-- Begin DATA SECTION --

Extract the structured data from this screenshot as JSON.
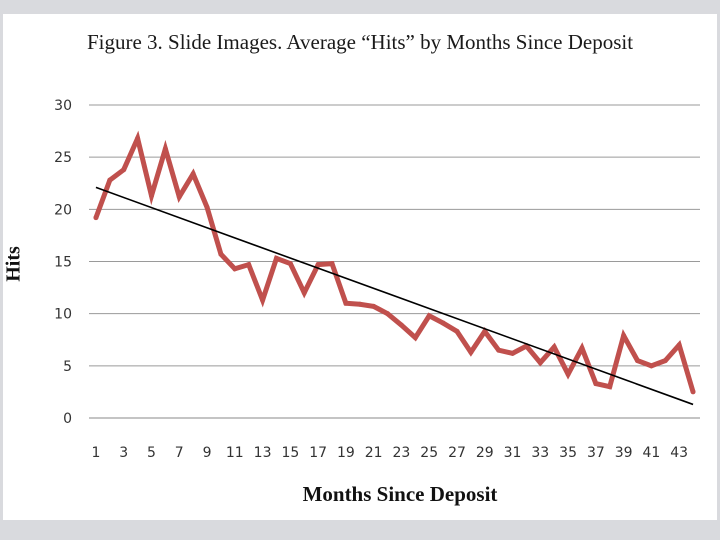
{
  "chart_data": {
    "type": "line",
    "title": "Figure 3. Slide Images. Average “Hits” by Months Since Deposit",
    "xlabel": "Months Since Deposit",
    "ylabel": "Hits",
    "ylim": [
      0,
      30
    ],
    "yticks": [
      0,
      5,
      10,
      15,
      20,
      25,
      30
    ],
    "xlim": [
      1,
      44
    ],
    "xticks": [
      1,
      3,
      5,
      7,
      9,
      11,
      13,
      15,
      17,
      19,
      21,
      23,
      25,
      27,
      29,
      31,
      33,
      35,
      37,
      39,
      41,
      43
    ],
    "grid": true,
    "legend": "none",
    "series": [
      {
        "color": "#c0504d",
        "x": [
          1,
          2,
          3,
          4,
          5,
          6,
          7,
          8,
          9,
          10,
          11,
          12,
          13,
          14,
          15,
          16,
          17,
          18,
          19,
          20,
          21,
          22,
          23,
          24,
          25,
          26,
          27,
          28,
          29,
          30,
          31,
          32,
          33,
          34,
          35,
          36,
          37,
          38,
          39,
          40,
          41,
          42,
          43,
          44
        ],
        "values": [
          19.2,
          22.8,
          23.8,
          26.8,
          21.3,
          25.8,
          21.2,
          23.4,
          20.2,
          15.7,
          14.3,
          14.7,
          11.3,
          15.3,
          14.8,
          12.0,
          14.7,
          14.8,
          11.0,
          10.9,
          10.7,
          10.0,
          8.9,
          7.7,
          9.8,
          9.1,
          8.3,
          6.3,
          8.3,
          6.5,
          6.2,
          6.9,
          5.3,
          6.8,
          4.2,
          6.7,
          3.3,
          3.0,
          7.9,
          5.5,
          5.0,
          5.5,
          7.0,
          2.5
        ]
      }
    ],
    "trendline": {
      "color": "#000000",
      "x": [
        1,
        44
      ],
      "values": [
        22.1,
        1.3
      ]
    }
  }
}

-- End DATA SECTION --

Copy out all lines above that include the string "Deposit".

* **TASK OUTPUT**
    "title": "Figure 3. Slide Images. Average “Hits” by Months Since Deposit",
    "xlabel": "Months Since Deposit",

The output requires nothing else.